Exercise directions:
Return all lines below containing the word "confirmation".
┌──
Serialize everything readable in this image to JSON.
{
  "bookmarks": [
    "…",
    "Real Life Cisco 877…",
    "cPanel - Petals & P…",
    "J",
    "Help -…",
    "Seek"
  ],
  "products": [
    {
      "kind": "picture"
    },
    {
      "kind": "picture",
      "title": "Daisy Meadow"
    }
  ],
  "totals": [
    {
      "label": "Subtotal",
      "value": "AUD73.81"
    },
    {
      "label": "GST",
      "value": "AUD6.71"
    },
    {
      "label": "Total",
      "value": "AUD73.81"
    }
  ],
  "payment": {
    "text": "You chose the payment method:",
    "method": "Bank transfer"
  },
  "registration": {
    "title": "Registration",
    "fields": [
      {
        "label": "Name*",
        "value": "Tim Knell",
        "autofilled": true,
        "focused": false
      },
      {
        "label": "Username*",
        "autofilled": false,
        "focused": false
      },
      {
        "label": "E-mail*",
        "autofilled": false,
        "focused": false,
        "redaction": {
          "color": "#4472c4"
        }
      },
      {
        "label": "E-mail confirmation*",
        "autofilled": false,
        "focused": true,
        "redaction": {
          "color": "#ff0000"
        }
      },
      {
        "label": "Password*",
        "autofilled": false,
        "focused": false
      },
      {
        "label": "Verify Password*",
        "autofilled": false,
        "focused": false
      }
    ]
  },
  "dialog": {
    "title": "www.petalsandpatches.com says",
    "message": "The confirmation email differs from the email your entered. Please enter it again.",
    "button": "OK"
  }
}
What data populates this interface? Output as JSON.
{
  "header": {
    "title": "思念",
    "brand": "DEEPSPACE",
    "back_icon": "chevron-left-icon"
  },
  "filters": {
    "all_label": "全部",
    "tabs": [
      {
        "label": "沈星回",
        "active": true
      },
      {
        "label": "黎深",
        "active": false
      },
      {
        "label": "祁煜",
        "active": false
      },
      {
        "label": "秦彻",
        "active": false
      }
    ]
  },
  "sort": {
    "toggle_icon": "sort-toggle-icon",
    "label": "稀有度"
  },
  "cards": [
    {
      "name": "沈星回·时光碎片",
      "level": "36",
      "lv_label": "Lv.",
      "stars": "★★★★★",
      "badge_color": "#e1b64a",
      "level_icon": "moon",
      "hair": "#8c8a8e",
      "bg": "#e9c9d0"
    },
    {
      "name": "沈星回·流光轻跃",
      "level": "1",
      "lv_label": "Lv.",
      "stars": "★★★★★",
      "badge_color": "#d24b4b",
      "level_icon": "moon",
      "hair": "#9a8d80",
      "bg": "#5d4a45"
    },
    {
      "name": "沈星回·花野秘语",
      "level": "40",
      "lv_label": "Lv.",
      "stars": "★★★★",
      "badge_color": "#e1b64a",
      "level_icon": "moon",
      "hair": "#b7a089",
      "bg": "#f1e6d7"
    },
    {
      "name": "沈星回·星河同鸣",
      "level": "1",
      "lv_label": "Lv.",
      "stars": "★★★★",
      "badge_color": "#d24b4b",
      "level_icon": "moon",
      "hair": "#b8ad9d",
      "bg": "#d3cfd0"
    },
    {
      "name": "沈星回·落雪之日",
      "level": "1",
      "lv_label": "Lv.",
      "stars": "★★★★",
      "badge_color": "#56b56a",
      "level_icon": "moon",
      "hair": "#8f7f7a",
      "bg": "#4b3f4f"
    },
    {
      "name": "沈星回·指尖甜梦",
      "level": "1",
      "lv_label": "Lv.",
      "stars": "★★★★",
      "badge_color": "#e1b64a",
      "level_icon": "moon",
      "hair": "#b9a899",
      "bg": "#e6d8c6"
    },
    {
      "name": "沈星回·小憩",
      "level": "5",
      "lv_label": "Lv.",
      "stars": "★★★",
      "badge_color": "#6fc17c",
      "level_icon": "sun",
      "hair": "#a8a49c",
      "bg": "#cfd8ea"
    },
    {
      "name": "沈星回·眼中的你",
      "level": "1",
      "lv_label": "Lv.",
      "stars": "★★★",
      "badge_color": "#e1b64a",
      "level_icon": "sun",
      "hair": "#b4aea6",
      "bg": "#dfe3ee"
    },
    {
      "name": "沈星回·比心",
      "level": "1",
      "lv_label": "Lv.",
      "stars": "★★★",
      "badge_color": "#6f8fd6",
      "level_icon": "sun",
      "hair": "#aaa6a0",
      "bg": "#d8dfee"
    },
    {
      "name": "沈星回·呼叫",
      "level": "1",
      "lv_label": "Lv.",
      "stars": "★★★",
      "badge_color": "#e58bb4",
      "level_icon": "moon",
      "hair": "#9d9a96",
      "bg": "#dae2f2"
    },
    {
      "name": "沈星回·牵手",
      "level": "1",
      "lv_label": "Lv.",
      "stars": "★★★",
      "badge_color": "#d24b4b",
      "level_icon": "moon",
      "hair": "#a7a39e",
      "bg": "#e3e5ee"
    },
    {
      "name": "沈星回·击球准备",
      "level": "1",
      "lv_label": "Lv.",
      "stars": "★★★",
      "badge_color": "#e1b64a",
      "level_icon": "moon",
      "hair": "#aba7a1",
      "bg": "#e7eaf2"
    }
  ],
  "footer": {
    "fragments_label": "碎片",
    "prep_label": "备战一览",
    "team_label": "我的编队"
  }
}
└──
Response to this task:
        "label": "E-mail confirmation*",
    "message": "The confirmation email differs from the email your entered. Please enter it again.",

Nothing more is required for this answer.